▶ _EXERCISE INSTRUCTIONS_
Copy every line from the material below that holds "ordinaire".

▶ _DATA LINES_
▽

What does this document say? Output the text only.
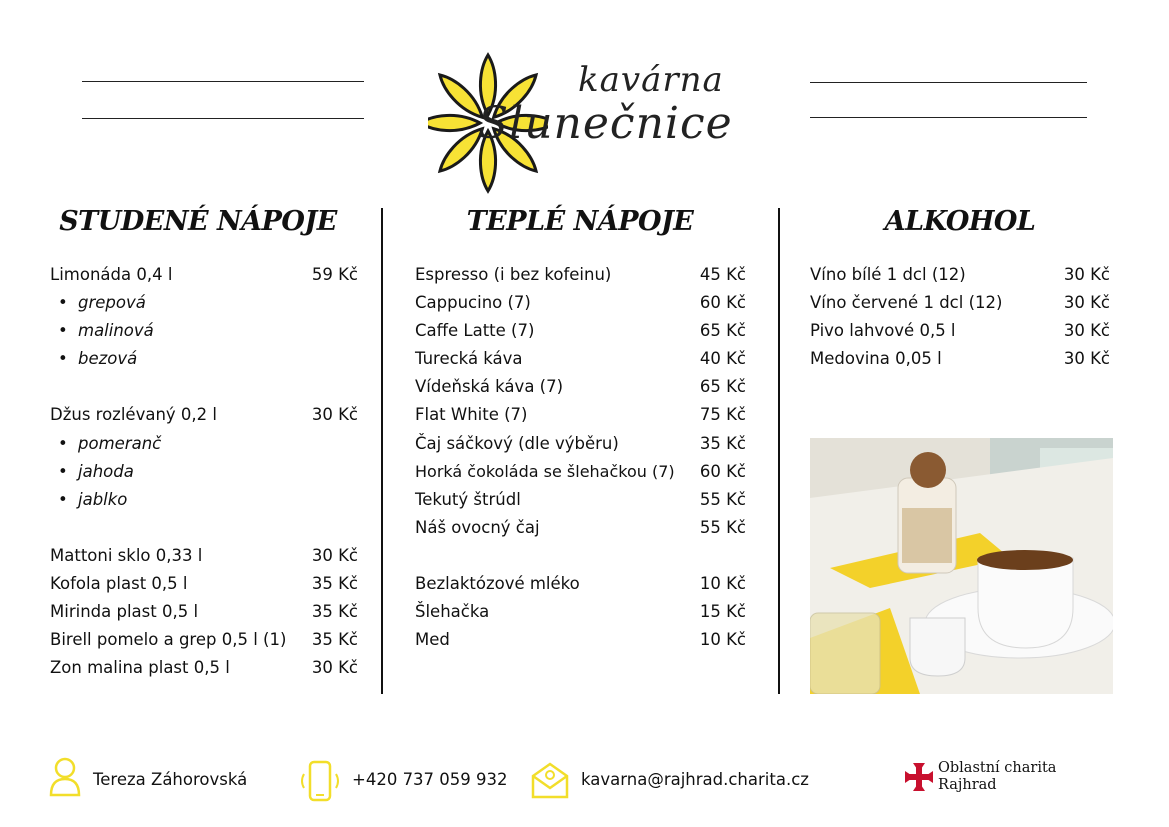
kavárna
Slunečnice
STUDENÉ NÁPOJE	TEPLÉ NÁPOJE	ALKOHOL
Limonáda 0,4 l	59 Kč
• grepová
• malinová
• bezová
Džus rozlévaný 0,2 l	30 Kč
• pomeranč
• jahoda
• jablko
Mattoni sklo 0,33 l	30 Kč
Kofola plast 0,5 l	35 Kč
Mirinda plast 0,5 l	35 Kč
Birell pomelo a grep 0,5 l (1)	35 Kč
Zon malina plast 0,5 l	30 Kč
Espresso (i bez kofeinu)	45 Kč
Cappucino (7)	60 Kč
Caffe Latte (7)	65 Kč
Turecká káva	40 Kč
Vídeňská káva (7)	65 Kč
Flat White (7)	75 Kč
Čaj sáčkový (dle výběru)	35 Kč
Horká čokoláda se šlehačkou (7)	60 Kč
Tekutý štrúdl	55 Kč
Náš ovocný čaj	55 Kč
Bezlaktózové mléko	10 Kč
Šlehačka	15 Kč
Med	10 Kč
Víno bílé 1 dcl (12)	30 Kč
Víno červené 1 dcl (12)	30 Kč
Pivo lahvové 0,5 l	30 Kč
Medovina 0,05 l	30 Kč
Tereza Záhorovská	+420 737 059 932	kavarna@rajhrad.charita.cz
Oblastní charita
Rajhrad
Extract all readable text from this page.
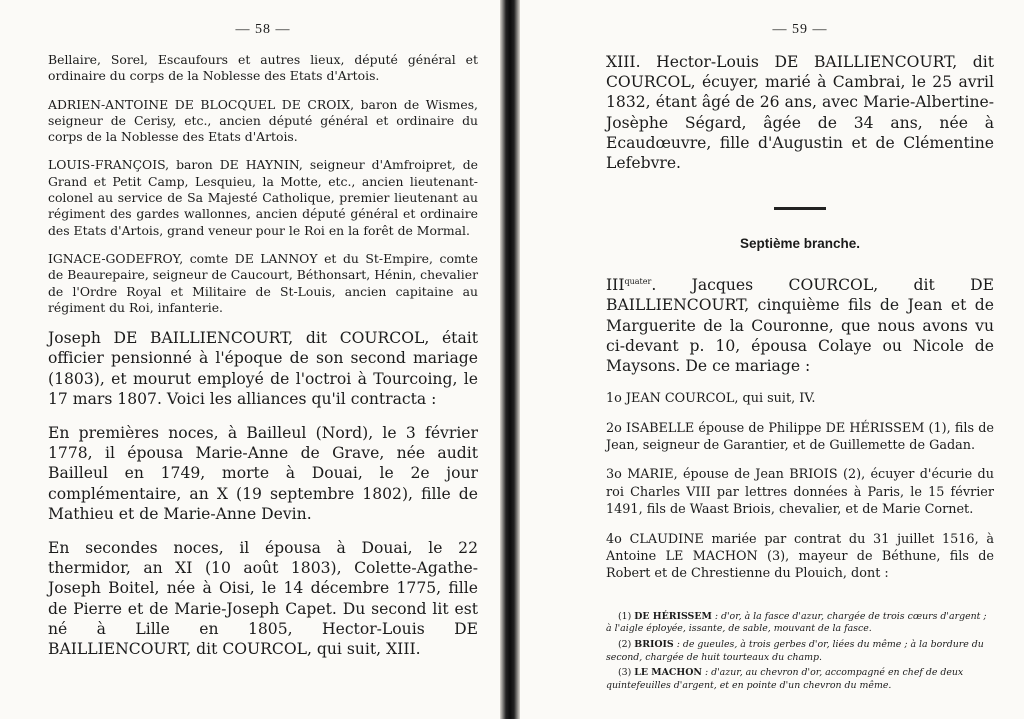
— 58 —

Bellaire, Sorel, Escaufours et autres lieux, député général et ordinaire du corps de la Noblesse des Etats d'Artois.

ADRIEN-ANTOINE DE BLOCQUEL DE CROIX, baron de Wismes, seigneur de Cerisy, etc., ancien député général et ordinaire du corps de la Noblesse des Etats d'Artois.

LOUIS-FRANÇOIS, baron DE HAYNIN, seigneur d'Amfroipret, de Grand et Petit Camp, Lesquieu, la Motte, etc., ancien lieutenant-colonel au service de Sa Majesté Catholique, premier lieutenant au régiment des gardes wallonnes, ancien député général et ordinaire des Etats d'Artois, grand veneur pour le Roi en la forêt de Mormal.

IGNACE-GODEFROY, comte DE LANNOY et du St-Empire, comte de Beaurepaire, seigneur de Caucourt, Béthonsart, Hénin, chevalier de l'Ordre Royal et Militaire de St-Louis, ancien capitaine au régiment du Roi, infanterie.

Joseph DE BAILLIENCOURT, dit COURCOL, était officier pensionné à l'époque de son second mariage (1803), et mourut employé de l'octroi à Tourcoing, le 17 mars 1807. Voici les alliances qu'il contracta :

En premières noces, à Bailleul (Nord), le 3 février 1778, il épousa Marie-Anne de Grave, née audit Bailleul en 1749, morte à Douai, le 2e jour complémentaire, an X (19 septembre 1802), fille de Mathieu et de Marie-Anne Devin.

En secondes noces, il épousa à Douai, le 22 thermidor, an XI (10 août 1803), Colette-Agathe-Joseph Boitel, née à Oisi, le 14 décembre 1775, fille de Pierre et de Marie-Joseph Capet. Du second lit est né à Lille en 1805, Hector-Louis DE BAILLIENCOURT, dit COURCOL, qui suit, XIII.

— 59 —

XIII. Hector-Louis DE BAILLIENCOURT, dit COURCOL, écuyer, marié à Cambrai, le 25 avril 1832, étant âgé de 26 ans, avec Marie-Albertine-Josèphe Ségard, âgée de 34 ans, née à Ecaudœuvre, fille d'Augustin et de Clémentine Lefebvre.

Septième branche.

$III^{quater}$. Jacques COURCOL, dit DE BAILLIENCOURT, cinquième fils de Jean et de Marguerite de la Couronne, que nous avons vu ci-devant p. 10, épousa Colaye ou Nicole de Maysons. De ce mariage :

1o JEAN COURCOL, qui suit, IV.

2o ISABELLE épouse de Philippe DE HÉRISSEM (1), fils de Jean, seigneur de Garantier, et de Guillemette de Gadan.

3o MARIE, épouse de Jean BRIOIS (2), écuyer d'écurie du roi Charles VIII par lettres données à Paris, le 15 février 1491, fils de Waast Briois, chevalier, et de Marie Cornet.

4o CLAUDINE mariée par contrat du 31 juillet 1516, à Antoine LE MACHON (3), mayeur de Béthune, fils de Robert et de Chrestienne du Plouich, dont :

(1) DE HÉRISSEM : d'or, à la fasce d'azur, chargée de trois cœurs d'argent ; à l'aigle éployée, issante, de sable, mouvant de la fasce.

(2) BRIOIS : de gueules, à trois gerbes d'or, liées du même ; à la bordure du second, chargée de huit tourteaux du champ.

(3) LE MACHON : d'azur, au chevron d'or, accompagné en chef de deux quintefeuilles d'argent, et en pointe d'un chevron du même.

△

▶ _TASK OUTPUT_
Bellaire, Sorel, Escaufours et autres lieux, député général et ordinaire du corps de la Noblesse des Etats d'Artois.
ADRIEN-ANTOINE DE BLOCQUEL DE CROIX, baron de Wismes, seigneur de Cerisy, etc., ancien député général et ordinaire du corps de la Noblesse des Etats d'Artois.
LOUIS-FRANÇOIS, baron DE HAYNIN, seigneur d'Amfroipret, de Grand et Petit Camp, Lesquieu, la Motte, etc., ancien lieutenant-colonel au service de Sa Majesté Catholique, premier lieutenant au régiment des gardes wallonnes, ancien député général et ordinaire des Etats d'Artois, grand veneur pour le Roi en la forêt de Mormal.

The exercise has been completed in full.